** BEGIN **

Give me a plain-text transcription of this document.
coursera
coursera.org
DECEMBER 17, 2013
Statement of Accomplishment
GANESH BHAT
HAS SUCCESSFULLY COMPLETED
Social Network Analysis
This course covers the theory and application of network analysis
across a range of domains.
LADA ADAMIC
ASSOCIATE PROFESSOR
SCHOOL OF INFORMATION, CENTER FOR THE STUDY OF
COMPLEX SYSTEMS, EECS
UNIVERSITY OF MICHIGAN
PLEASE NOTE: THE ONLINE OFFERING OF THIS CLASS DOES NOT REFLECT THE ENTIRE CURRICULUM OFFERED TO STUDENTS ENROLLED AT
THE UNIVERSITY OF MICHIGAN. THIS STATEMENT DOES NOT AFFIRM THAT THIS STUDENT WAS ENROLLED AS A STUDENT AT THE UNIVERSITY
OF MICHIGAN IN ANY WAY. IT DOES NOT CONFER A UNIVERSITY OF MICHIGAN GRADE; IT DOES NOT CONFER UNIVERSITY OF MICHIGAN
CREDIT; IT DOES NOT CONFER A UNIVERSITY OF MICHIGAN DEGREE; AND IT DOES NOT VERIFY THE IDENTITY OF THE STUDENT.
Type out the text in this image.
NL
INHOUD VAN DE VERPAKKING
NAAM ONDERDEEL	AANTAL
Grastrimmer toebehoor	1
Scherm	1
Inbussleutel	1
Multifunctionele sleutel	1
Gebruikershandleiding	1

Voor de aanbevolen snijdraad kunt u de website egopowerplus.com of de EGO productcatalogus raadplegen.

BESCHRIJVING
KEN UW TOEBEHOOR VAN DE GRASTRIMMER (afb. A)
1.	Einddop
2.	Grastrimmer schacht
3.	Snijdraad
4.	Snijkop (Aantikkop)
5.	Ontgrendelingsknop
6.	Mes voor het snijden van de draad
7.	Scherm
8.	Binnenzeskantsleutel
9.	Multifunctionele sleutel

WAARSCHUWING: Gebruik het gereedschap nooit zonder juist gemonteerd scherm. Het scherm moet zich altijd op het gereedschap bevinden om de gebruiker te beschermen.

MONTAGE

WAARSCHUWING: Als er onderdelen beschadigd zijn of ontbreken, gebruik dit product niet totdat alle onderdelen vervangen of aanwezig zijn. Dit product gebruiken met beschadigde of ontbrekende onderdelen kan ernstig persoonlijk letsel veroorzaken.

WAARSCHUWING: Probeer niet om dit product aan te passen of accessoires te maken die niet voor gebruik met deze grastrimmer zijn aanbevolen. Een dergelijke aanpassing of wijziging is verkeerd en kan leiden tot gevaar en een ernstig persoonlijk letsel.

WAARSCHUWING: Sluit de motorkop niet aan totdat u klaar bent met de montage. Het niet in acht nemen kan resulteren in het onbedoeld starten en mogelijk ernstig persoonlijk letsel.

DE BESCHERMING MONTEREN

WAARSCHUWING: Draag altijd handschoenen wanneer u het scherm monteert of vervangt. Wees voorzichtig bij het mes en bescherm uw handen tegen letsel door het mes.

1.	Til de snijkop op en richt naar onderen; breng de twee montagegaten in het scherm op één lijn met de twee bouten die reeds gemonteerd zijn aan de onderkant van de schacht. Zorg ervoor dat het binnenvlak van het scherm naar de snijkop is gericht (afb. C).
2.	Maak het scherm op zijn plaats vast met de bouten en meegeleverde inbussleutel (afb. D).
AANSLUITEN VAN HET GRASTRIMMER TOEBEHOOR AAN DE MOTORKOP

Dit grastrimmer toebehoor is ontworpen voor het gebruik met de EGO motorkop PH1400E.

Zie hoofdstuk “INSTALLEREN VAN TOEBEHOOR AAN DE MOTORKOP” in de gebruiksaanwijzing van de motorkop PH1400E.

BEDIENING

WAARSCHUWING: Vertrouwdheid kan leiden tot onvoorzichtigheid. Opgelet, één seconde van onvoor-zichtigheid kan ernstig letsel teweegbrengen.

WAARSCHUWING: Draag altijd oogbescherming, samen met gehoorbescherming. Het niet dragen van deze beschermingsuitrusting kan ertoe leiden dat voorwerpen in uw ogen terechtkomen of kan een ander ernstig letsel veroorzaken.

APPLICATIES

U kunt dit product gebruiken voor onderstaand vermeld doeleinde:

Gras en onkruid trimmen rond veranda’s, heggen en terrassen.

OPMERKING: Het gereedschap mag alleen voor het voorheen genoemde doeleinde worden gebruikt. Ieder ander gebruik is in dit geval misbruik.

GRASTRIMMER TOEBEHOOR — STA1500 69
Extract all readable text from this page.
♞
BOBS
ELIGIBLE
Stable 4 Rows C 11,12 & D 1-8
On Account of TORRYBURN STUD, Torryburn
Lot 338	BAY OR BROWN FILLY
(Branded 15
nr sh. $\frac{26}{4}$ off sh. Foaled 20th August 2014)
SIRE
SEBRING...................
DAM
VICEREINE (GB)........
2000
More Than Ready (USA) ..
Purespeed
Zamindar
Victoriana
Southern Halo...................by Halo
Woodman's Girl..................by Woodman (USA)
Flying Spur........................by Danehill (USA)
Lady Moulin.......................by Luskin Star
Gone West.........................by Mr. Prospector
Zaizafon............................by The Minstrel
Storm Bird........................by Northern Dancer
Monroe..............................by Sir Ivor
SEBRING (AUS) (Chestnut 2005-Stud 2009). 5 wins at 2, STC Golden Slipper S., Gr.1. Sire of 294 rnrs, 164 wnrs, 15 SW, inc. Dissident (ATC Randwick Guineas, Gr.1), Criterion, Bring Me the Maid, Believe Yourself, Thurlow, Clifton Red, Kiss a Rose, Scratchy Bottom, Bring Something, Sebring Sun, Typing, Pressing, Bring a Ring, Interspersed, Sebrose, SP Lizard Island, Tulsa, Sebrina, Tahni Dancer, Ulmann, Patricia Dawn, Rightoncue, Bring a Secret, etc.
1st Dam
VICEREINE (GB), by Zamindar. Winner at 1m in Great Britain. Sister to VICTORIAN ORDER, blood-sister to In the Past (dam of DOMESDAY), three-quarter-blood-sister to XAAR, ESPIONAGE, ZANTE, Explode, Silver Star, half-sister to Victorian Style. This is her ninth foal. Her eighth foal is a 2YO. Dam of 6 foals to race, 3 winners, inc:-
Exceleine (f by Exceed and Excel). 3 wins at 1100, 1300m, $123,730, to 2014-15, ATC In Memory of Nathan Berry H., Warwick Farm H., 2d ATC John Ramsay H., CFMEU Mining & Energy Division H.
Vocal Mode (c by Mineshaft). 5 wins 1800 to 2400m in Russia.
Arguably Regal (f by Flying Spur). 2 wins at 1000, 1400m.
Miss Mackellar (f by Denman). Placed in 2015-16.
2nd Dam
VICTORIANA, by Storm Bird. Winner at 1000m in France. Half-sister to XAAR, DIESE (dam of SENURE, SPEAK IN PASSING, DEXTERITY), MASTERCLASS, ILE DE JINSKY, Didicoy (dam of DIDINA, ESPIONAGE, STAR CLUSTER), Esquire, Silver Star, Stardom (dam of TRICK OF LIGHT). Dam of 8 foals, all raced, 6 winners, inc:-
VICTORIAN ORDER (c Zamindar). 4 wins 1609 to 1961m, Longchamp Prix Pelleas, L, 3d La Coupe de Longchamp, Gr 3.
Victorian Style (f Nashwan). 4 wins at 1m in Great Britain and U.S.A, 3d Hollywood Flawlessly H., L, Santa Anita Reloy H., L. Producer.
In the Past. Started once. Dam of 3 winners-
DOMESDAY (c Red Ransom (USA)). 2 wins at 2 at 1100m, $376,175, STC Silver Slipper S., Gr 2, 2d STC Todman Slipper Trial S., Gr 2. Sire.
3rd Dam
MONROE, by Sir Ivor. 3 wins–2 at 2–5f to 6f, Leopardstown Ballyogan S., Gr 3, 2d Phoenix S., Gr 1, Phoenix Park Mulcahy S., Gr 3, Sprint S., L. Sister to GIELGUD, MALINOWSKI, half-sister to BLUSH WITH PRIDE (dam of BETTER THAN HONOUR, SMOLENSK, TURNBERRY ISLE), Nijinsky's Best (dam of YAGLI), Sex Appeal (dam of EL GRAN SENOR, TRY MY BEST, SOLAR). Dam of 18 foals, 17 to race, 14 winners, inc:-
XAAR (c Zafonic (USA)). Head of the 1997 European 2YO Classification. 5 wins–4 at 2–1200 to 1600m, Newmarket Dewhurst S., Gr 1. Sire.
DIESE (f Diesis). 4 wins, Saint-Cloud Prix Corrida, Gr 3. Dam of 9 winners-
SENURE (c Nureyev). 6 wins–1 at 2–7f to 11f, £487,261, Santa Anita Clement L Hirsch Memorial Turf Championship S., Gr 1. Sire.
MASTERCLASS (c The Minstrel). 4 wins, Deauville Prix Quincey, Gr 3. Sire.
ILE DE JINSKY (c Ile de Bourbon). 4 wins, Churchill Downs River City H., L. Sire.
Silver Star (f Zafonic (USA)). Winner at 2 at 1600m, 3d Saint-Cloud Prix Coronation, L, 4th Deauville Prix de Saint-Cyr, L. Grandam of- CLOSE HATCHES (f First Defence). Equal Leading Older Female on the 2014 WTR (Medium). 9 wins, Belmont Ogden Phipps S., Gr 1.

** END **

**WRITTEN INSTRUCTION:** Give only the number of lines in the entries that contain "SENURE".

**SOLVED PROBLEM:** 2